Beginning with the line containing "What does this" and ending with the last line, repeat the records exactly.

--- START OF DATASET CONTENT ---

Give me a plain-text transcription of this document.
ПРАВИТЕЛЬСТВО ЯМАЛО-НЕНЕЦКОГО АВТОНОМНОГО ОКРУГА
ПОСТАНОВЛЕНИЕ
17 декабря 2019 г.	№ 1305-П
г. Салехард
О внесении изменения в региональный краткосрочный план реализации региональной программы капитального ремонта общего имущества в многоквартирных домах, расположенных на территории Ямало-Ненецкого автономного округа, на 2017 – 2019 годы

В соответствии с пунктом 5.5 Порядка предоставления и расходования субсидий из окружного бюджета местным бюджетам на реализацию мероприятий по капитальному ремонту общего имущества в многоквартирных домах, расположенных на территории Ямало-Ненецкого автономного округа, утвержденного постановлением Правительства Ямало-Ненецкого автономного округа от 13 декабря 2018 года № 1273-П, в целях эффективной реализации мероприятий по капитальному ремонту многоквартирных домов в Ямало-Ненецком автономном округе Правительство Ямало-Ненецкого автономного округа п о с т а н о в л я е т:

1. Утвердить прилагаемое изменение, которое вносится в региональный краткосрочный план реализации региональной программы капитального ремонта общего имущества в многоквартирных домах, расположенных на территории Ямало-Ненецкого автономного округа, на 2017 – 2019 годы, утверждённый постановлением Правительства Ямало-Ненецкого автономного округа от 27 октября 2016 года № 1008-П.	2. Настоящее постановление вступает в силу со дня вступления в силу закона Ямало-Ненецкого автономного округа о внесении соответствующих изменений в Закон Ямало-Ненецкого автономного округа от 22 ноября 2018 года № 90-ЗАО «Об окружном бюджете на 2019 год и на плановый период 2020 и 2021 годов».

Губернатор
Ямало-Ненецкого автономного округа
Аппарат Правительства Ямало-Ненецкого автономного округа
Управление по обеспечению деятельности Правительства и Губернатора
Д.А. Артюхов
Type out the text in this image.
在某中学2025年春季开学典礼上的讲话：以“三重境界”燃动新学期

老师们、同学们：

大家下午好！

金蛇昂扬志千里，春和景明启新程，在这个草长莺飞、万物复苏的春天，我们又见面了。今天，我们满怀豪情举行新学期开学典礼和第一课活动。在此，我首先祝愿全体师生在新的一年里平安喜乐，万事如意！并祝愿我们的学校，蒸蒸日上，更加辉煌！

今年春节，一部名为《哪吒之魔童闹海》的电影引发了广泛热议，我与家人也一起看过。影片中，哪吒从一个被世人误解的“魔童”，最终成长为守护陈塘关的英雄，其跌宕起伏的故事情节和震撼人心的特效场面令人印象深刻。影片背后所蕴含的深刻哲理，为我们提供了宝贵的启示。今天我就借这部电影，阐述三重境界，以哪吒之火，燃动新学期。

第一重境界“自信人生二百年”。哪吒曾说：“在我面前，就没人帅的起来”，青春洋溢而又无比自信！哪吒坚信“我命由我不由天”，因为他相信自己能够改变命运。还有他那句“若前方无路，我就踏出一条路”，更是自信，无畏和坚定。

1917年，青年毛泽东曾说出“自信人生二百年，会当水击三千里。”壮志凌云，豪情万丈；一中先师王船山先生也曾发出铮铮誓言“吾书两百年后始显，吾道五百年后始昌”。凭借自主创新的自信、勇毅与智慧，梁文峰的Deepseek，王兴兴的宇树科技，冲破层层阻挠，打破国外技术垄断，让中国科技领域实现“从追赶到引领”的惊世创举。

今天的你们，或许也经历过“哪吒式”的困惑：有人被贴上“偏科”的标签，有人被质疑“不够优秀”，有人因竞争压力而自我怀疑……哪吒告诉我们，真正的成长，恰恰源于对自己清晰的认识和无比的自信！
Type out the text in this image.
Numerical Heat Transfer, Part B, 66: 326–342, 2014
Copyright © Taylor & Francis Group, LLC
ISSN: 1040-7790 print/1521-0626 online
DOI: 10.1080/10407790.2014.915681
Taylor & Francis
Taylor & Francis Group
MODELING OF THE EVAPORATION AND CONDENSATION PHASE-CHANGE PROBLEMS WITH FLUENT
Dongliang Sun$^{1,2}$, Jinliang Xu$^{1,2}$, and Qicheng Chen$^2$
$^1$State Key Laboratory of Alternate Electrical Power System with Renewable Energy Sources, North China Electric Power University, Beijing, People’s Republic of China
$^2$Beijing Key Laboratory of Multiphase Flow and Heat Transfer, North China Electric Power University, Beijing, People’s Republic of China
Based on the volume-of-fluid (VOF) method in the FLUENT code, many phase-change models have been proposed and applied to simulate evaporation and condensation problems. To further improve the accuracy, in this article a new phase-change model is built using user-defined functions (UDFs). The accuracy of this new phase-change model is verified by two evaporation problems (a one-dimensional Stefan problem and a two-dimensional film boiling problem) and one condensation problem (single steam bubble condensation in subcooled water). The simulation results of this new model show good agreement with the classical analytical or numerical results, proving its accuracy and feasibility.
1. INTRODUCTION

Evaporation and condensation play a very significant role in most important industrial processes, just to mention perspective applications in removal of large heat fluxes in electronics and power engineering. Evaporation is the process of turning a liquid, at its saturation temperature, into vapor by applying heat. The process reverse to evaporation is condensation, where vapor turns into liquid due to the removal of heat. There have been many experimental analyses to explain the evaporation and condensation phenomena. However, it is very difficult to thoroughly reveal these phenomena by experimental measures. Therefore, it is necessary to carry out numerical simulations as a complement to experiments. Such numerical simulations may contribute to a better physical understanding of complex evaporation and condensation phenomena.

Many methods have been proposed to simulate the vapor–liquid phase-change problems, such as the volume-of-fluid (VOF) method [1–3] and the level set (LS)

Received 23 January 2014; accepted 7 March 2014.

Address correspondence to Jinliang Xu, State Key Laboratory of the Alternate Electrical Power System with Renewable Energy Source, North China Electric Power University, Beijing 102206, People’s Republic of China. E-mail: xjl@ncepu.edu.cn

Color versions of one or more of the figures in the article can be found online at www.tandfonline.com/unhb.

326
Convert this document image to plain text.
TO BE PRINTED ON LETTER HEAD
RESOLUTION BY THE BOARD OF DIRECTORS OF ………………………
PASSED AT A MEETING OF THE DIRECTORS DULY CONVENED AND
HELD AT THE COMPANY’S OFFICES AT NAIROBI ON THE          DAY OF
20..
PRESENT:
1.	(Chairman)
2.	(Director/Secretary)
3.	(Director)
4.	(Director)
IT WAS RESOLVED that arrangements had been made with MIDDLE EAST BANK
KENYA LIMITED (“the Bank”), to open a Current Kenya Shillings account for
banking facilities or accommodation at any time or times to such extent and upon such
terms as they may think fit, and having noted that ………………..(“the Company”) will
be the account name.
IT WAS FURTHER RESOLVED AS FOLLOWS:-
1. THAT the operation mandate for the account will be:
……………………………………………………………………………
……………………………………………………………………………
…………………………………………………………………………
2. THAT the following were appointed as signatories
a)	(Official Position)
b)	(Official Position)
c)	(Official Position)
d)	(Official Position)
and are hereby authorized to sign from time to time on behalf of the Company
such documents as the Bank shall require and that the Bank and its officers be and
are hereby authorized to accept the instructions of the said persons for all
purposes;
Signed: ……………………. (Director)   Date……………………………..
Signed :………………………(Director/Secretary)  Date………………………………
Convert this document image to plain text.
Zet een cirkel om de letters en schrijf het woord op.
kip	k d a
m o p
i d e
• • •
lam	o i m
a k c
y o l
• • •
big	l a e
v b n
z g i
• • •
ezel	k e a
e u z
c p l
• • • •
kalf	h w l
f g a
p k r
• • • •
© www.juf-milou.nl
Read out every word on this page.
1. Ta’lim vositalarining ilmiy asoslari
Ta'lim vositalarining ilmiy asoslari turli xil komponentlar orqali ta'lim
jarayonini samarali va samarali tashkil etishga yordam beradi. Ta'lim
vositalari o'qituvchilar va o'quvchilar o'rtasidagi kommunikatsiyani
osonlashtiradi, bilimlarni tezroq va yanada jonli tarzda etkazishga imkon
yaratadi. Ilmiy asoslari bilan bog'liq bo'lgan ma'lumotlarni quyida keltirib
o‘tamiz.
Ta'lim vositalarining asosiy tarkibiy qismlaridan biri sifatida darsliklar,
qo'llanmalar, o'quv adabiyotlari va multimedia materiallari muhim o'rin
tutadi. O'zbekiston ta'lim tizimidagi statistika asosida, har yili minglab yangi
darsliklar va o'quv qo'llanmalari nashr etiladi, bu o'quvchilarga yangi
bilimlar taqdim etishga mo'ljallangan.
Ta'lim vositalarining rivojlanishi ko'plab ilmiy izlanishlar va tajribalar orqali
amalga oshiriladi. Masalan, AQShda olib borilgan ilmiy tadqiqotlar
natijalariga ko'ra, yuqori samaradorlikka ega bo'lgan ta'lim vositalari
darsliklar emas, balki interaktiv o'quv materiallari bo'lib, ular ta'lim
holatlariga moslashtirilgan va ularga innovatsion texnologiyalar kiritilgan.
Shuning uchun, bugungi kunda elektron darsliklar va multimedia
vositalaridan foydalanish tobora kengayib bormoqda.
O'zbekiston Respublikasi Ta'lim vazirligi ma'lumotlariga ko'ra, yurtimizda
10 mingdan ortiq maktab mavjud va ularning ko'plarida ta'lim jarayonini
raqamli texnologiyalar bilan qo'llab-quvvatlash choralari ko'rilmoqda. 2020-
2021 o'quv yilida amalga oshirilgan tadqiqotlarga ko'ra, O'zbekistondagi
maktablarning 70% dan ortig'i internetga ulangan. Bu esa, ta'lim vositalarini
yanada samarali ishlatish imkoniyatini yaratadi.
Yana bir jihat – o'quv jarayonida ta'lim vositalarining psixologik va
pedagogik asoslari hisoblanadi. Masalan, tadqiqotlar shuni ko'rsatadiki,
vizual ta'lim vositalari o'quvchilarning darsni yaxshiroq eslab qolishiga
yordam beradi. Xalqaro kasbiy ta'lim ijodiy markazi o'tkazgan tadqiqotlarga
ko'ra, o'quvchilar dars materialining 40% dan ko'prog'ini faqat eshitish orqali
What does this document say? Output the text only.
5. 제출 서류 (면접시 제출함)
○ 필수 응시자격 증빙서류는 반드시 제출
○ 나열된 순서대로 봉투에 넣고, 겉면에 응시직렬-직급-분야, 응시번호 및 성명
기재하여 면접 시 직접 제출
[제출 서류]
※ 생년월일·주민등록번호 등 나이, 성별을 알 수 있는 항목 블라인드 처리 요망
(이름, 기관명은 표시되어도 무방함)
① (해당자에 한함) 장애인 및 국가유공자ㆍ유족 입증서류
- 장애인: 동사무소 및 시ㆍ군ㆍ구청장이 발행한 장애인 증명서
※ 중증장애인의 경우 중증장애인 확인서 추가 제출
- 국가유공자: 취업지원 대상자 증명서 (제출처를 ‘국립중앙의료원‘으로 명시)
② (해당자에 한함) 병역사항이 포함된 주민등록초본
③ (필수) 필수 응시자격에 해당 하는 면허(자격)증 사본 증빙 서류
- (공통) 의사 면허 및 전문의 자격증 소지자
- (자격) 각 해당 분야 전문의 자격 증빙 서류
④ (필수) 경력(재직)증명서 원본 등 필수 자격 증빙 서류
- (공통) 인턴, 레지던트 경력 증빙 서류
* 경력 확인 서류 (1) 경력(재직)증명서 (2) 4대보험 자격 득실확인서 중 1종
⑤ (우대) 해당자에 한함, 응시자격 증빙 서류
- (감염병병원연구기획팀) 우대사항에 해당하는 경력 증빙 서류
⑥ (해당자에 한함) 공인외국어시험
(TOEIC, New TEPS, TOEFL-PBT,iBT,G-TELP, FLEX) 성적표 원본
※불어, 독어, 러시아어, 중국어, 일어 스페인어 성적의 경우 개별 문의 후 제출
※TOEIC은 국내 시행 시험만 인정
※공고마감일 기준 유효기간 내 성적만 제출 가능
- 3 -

--- END OF DATASET CONTENT ---

**TASK OUTPUT**:
What does this document say? Output the text only.
5. 제출 서류 (면접시 제출함)
○ 필수 응시자격 증빙서류는 반드시 제출
○ 나열된 순서대로 봉투에 넣고, 겉면에 응시직렬-직급-분야, 응시번호 및 성명
기재하여 면접 시 직접 제출
[제출 서류]
※ 생년월일·주민등록번호 등 나이, 성별을 알 수 있는 항목 블라인드 처리 요망
(이름, 기관명은 표시되어도 무방함)
① (해당자에 한함) 장애인 및 국가유공자ㆍ유족 입증서류
- 장애인: 동사무소 및 시ㆍ군ㆍ구청장이 발행한 장애인 증명서
※ 중증장애인의 경우 중증장애인 확인서 추가 제출
- 국가유공자: 취업지원 대상자 증명서 (제출처를 ‘국립중앙의료원‘으로 명시)
② (해당자에 한함) 병역사항이 포함된 주민등록초본
③ (필수) 필수 응시자격에 해당 하는 면허(자격)증 사본 증빙 서류
- (공통) 의사 면허 및 전문의 자격증 소지자
- (자격) 각 해당 분야 전문의 자격 증빙 서류
④ (필수) 경력(재직)증명서 원본 등 필수 자격 증빙 서류
- (공통) 인턴, 레지던트 경력 증빙 서류
* 경력 확인 서류 (1) 경력(재직)증명서 (2) 4대보험 자격 득실확인서 중 1종
⑤ (우대) 해당자에 한함, 응시자격 증빙 서류
- (감염병병원연구기획팀) 우대사항에 해당하는 경력 증빙 서류
⑥ (해당자에 한함) 공인외국어시험
(TOEIC, New TEPS, TOEFL-PBT,iBT,G-TELP, FLEX) 성적표 원본
※불어, 독어, 러시아어, 중국어, 일어 스페인어 성적의 경우 개별 문의 후 제출
※TOEIC은 국내 시행 시험만 인정
※공고마감일 기준 유효기간 내 성적만 제출 가능
- 3 -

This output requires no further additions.